» Work to do
Locate the string "this" in the records below. Copy every line where it occurs.

Entries from a dataset:
^^^^
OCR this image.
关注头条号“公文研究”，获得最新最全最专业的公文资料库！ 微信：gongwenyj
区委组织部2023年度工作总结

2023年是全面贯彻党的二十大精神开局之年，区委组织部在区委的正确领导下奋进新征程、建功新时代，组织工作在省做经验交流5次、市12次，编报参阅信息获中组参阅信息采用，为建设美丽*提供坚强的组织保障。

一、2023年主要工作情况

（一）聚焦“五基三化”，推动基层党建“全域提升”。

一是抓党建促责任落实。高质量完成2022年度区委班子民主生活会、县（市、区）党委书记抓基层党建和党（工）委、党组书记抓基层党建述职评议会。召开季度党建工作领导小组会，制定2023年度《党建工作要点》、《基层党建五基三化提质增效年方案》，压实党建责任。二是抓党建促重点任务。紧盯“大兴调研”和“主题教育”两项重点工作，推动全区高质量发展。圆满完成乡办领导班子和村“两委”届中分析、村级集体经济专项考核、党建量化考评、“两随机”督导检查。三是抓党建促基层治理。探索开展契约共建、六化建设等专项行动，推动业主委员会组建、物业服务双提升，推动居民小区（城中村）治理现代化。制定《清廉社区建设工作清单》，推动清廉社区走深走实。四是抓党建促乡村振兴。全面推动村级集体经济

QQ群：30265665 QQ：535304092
^^^^
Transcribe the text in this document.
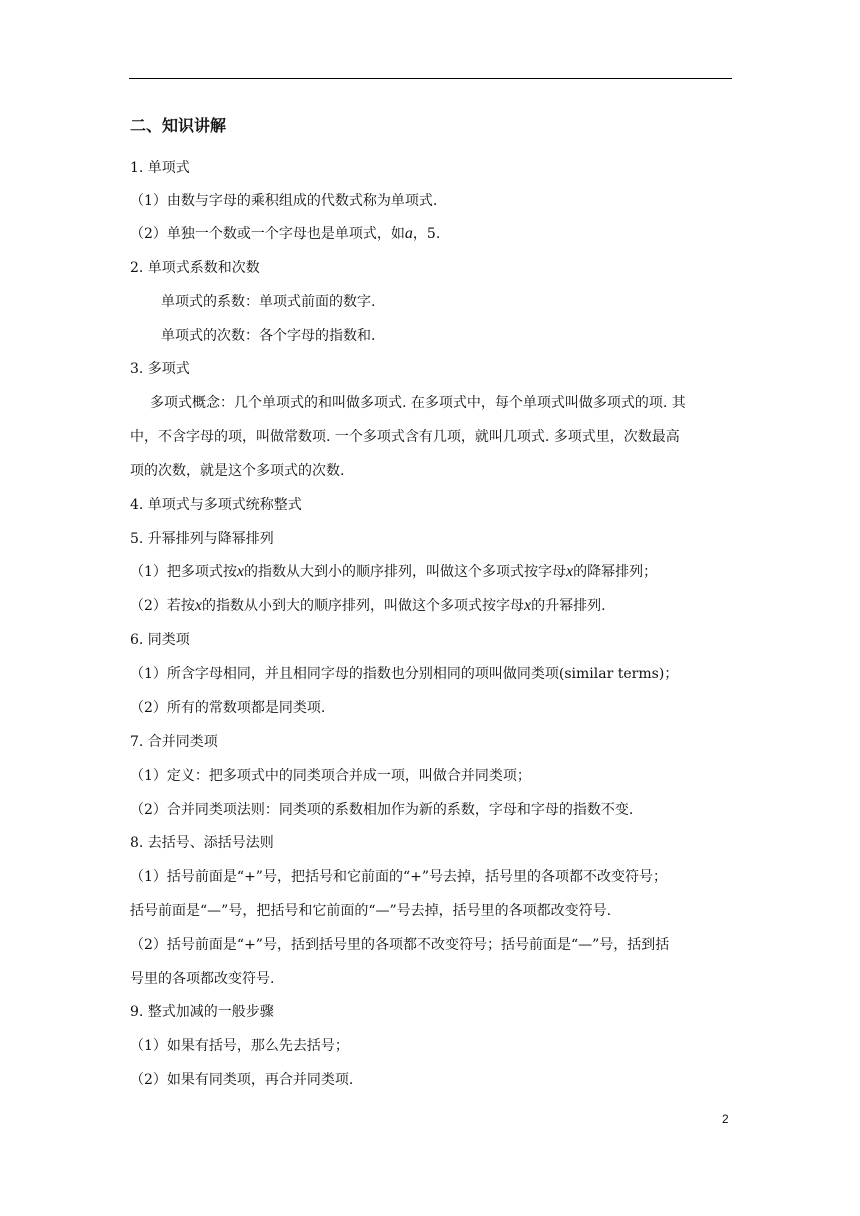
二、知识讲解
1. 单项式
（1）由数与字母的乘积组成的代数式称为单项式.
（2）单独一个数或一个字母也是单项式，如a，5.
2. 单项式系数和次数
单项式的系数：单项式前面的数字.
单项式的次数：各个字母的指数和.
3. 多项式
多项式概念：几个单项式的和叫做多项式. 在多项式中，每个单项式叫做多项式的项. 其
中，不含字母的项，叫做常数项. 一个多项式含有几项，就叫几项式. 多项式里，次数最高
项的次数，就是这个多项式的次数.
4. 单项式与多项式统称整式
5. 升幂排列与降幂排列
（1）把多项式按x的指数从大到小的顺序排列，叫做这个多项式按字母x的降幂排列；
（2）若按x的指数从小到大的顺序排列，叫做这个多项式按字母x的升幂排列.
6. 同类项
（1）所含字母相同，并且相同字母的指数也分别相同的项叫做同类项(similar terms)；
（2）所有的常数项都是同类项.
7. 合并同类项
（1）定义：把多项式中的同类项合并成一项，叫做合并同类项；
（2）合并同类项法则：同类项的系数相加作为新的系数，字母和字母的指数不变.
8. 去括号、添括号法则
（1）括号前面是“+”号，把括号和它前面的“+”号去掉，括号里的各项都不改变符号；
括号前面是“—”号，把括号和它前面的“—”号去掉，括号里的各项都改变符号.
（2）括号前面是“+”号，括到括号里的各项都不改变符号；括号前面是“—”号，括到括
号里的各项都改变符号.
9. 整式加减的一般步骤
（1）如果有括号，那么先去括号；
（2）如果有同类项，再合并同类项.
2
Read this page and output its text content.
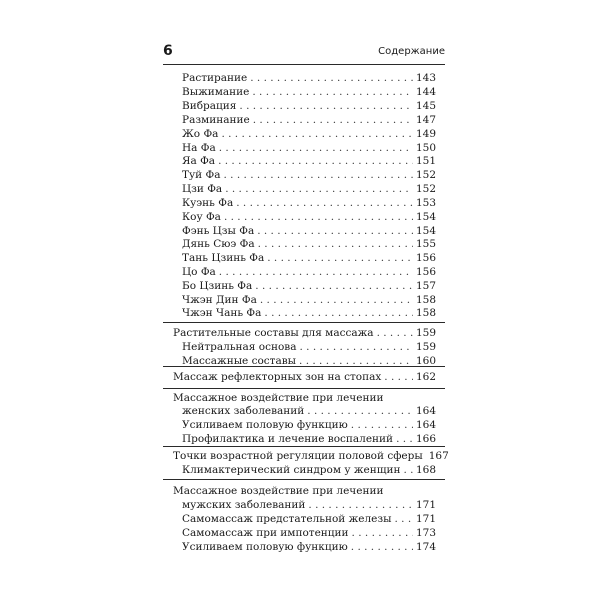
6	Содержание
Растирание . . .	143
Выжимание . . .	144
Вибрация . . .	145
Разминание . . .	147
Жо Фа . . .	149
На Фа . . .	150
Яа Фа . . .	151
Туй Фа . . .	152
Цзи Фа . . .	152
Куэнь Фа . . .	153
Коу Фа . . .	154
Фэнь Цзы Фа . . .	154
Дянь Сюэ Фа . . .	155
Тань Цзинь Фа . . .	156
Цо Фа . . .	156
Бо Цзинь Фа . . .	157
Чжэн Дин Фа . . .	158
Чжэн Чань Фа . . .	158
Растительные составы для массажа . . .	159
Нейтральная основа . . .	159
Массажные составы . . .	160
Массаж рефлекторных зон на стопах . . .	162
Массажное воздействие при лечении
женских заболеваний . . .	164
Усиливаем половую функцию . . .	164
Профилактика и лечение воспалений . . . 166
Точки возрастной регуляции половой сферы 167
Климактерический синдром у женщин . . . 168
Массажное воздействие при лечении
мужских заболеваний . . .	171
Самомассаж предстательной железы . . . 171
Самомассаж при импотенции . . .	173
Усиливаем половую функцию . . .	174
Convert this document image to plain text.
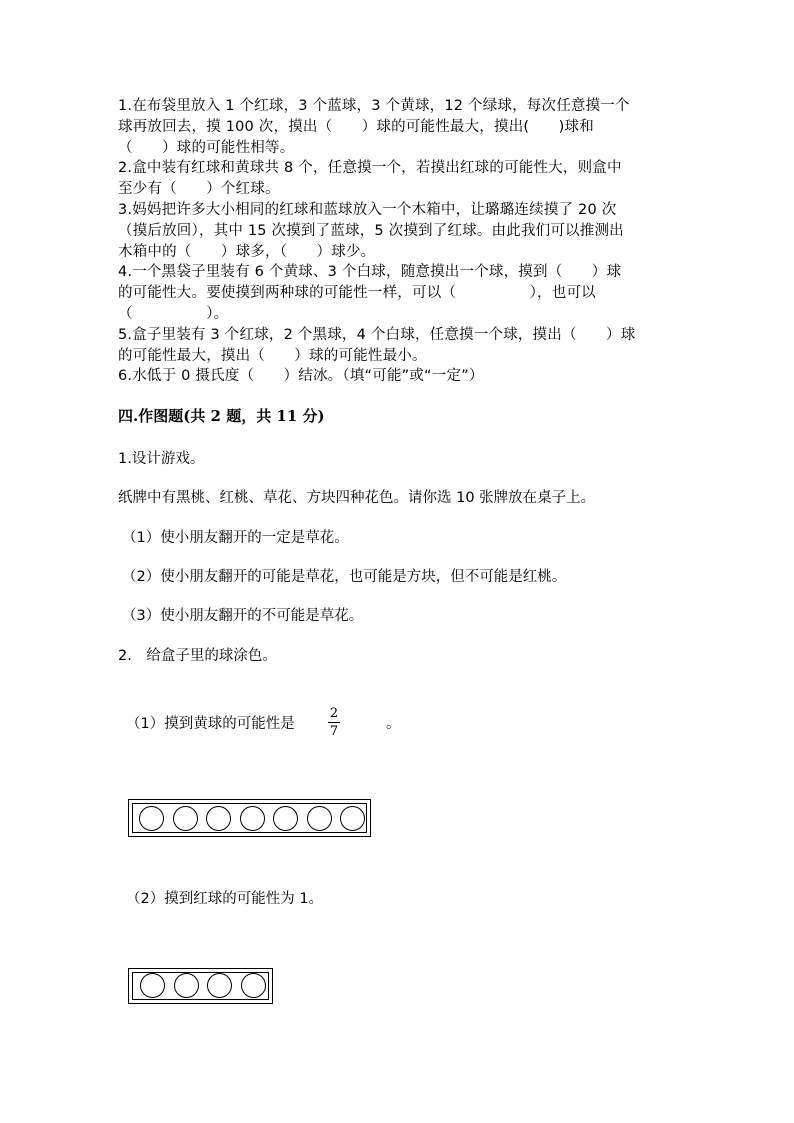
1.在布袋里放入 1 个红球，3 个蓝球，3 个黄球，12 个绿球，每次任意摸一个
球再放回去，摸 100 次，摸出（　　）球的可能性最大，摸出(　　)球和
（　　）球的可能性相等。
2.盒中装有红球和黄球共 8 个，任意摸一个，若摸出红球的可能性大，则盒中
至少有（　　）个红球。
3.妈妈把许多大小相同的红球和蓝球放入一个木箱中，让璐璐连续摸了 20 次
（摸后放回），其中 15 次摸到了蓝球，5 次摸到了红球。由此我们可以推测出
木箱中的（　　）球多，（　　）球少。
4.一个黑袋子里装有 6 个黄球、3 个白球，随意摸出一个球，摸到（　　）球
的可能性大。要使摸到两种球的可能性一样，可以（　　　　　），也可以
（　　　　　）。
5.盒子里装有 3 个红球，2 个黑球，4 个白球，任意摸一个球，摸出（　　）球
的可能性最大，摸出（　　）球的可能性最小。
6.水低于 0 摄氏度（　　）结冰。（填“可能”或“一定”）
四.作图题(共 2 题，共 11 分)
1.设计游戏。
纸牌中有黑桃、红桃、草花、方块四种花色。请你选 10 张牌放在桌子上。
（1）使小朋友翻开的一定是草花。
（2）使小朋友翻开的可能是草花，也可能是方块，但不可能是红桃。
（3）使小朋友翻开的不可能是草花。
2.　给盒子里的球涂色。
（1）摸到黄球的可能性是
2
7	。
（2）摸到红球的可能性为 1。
^^^^
» Task result
OCR this image.
Transcribe the text in this document.
Read this page and output its text content.
Convert this document image to plain text.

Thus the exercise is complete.